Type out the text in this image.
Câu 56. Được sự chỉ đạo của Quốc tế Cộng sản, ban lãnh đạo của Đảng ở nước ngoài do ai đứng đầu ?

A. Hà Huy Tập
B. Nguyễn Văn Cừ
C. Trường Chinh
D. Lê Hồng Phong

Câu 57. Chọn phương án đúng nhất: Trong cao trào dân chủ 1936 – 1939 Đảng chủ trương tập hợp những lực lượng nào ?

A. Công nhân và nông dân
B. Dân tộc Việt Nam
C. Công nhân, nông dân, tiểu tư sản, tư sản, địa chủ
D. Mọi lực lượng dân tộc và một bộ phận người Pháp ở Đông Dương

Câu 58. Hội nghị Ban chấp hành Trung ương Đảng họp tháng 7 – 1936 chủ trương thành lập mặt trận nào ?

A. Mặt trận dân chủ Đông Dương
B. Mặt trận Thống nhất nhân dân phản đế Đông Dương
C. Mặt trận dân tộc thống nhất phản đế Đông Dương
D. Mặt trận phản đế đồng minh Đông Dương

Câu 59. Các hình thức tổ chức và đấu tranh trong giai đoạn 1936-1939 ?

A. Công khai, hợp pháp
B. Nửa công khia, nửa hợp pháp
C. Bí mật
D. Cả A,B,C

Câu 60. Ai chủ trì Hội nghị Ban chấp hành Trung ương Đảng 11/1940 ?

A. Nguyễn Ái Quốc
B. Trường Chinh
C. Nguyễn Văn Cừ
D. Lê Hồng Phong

=-=-=

### SET PROBLEM
Go through the listing and copy all of it exactly.

### FINAL ANSWER
Type out the text in this image.
Câu 56. Được sự chỉ đạo của Quốc tế Cộng sản, ban lãnh đạo của Đảng ở nước ngoài do ai đứng đầu ?

A. Hà Huy Tập
B. Nguyễn Văn Cừ
C. Trường Chinh
D. Lê Hồng Phong

Câu 57. Chọn phương án đúng nhất: Trong cao trào dân chủ 1936 – 1939 Đảng chủ trương tập hợp những lực lượng nào ?

A. Công nhân và nông dân
B. Dân tộc Việt Nam
C. Công nhân, nông dân, tiểu tư sản, tư sản, địa chủ
D. Mọi lực lượng dân tộc và một bộ phận người Pháp ở Đông Dương

Câu 58. Hội nghị Ban chấp hành Trung ương Đảng họp tháng 7 – 1936 chủ trương thành lập mặt trận nào ?

A. Mặt trận dân chủ Đông Dương
B. Mặt trận Thống nhất nhân dân phản đế Đông Dương
C. Mặt trận dân tộc thống nhất phản đế Đông Dương
D. Mặt trận phản đế đồng minh Đông Dương

Câu 59. Các hình thức tổ chức và đấu tranh trong giai đoạn 1936-1939 ?

A. Công khai, hợp pháp
B. Nửa công khia, nửa hợp pháp
C. Bí mật
D. Cả A,B,C

Câu 60. Ai chủ trì Hội nghị Ban chấp hành Trung ương Đảng 11/1940 ?

A. Nguyễn Ái Quốc
B. Trường Chinh
C. Nguyễn Văn Cừ
D. Lê Hồng Phong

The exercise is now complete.